◆ Page text ◆
· · ·

Hello. I’ve experienced street harrassment alot. I’ve been grabbed in a bar, grabbed in the street and followed to my door step. I get stared at and approached by men almost on a daily basis, and it’s no exaggeration. You would think that somewhere as lovely as Oxford that you would escape it. It’s not true. It’s happened to me more in three years living here than my whole life in South East London.
The worst time was in November. I just fractured my wrist a few days before and I had just sung in a concert and was feeling really proud of myself for doing the solo with a cast on! I decided to walk home at about 11 pm, just down the road.
A man walked towards me, so fast. He was short, and wearing a hat. He walked into me and grabbed me invbetween my legs. I automatically pushed him away but that was all I could remember. He carried on walking as if nothing had happened. I stood and watched him walk away. I was frozen, violated, my pride knocked out of me.
I ran home and called my boyfriend. My mother asked me why I didn’t hit him. I was afraid he might have been carrying a knife. I didn’t report it to the police. I don’t know why. I was just frozen and I didn’t want to be touched by anyone.

· · ·

Data entries:
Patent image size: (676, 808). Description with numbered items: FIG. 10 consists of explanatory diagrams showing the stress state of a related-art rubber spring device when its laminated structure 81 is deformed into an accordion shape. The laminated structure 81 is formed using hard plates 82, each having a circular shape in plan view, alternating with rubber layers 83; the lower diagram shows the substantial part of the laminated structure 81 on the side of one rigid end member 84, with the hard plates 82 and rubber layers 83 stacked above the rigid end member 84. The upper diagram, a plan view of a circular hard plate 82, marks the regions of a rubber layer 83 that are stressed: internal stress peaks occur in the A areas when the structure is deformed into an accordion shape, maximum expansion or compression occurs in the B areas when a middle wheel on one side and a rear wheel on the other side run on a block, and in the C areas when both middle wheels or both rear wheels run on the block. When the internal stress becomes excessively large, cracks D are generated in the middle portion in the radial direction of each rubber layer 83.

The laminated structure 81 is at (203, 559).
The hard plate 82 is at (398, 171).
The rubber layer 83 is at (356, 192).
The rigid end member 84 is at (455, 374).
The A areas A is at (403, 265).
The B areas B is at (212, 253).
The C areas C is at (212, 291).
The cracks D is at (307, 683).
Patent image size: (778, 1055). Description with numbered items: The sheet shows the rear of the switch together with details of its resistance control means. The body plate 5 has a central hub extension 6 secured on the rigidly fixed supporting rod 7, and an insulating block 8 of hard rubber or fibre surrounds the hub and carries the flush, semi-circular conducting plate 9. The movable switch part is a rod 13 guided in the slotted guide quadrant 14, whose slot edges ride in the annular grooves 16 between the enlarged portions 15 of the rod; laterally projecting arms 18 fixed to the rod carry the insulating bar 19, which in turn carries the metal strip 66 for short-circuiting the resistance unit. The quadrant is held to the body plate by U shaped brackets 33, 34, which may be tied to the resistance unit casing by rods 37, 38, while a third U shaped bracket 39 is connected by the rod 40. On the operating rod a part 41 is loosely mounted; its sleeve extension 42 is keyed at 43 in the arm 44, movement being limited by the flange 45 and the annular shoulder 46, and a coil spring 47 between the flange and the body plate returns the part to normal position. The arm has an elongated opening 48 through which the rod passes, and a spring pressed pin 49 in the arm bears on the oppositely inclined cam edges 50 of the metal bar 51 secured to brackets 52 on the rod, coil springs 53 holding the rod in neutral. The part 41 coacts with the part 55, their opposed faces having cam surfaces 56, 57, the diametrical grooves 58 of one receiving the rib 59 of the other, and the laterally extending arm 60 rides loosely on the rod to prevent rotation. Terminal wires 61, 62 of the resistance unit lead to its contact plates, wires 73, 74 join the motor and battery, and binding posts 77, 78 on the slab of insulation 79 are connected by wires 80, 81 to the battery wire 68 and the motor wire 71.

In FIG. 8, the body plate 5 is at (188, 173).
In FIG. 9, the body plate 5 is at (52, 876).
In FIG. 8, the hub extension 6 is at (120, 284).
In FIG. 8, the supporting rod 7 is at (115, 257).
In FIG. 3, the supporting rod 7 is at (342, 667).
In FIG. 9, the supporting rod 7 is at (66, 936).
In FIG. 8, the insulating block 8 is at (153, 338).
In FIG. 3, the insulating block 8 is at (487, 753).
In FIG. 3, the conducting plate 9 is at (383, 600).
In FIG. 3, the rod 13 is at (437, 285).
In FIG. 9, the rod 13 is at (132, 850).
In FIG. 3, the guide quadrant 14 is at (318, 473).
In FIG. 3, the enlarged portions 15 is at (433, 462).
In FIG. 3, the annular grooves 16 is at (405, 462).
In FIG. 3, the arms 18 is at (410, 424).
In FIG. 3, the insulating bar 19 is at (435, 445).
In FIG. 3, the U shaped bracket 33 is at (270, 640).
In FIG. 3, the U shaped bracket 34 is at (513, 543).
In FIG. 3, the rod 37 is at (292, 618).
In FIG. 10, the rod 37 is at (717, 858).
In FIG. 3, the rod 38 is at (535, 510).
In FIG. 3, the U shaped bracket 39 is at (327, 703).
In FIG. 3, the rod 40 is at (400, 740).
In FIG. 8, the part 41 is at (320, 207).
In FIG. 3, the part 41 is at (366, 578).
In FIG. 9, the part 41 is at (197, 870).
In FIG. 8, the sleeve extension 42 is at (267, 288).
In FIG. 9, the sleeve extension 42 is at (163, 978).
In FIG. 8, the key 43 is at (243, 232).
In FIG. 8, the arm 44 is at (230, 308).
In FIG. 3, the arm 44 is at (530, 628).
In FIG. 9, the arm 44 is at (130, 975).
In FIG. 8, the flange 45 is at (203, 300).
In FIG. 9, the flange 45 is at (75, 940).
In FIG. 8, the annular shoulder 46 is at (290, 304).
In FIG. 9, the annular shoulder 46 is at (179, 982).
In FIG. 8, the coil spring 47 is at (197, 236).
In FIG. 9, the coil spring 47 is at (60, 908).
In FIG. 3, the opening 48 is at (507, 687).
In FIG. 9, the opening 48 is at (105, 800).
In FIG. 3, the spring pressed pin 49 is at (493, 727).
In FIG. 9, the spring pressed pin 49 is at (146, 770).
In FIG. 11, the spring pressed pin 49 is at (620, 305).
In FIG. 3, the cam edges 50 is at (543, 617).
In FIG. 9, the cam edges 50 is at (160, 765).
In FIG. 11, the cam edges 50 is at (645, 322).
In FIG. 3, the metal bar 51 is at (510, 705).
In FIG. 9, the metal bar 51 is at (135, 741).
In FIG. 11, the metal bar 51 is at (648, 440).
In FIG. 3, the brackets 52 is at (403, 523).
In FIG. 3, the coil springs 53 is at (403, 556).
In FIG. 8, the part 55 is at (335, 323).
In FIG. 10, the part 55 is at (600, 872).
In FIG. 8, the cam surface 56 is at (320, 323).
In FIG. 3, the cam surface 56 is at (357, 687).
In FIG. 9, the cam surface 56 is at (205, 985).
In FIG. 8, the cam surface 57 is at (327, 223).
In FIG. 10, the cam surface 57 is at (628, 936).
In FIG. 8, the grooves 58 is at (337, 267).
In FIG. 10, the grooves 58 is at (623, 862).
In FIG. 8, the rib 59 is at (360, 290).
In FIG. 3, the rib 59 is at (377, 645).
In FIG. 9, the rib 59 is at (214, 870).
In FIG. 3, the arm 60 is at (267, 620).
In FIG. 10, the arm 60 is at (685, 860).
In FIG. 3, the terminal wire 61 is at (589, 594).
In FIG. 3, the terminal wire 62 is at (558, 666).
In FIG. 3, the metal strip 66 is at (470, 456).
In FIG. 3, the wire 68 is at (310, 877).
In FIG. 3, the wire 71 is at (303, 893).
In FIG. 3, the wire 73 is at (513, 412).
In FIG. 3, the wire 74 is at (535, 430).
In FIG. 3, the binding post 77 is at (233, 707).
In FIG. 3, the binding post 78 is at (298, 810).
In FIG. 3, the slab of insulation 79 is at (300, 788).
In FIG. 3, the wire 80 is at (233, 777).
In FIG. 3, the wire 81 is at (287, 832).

· · ·

◆ Work instructions ◆
1. Why does the writer of the street harassment account say the man wasn't hit?
2. Repeat the part of the street harassment account that opens with the words containing "The worst time" and closes with "down the road.".

◆ Exercise responses ◆
1. The writer was afraid the man might have been carrying a knife.

2.
The worst time was in November. I just fractured my wrist a few days before and I had just sung in a concert and was feeling really proud of myself for doing the solo with a cast on! I decided to walk home at about 11 pm, just down the road.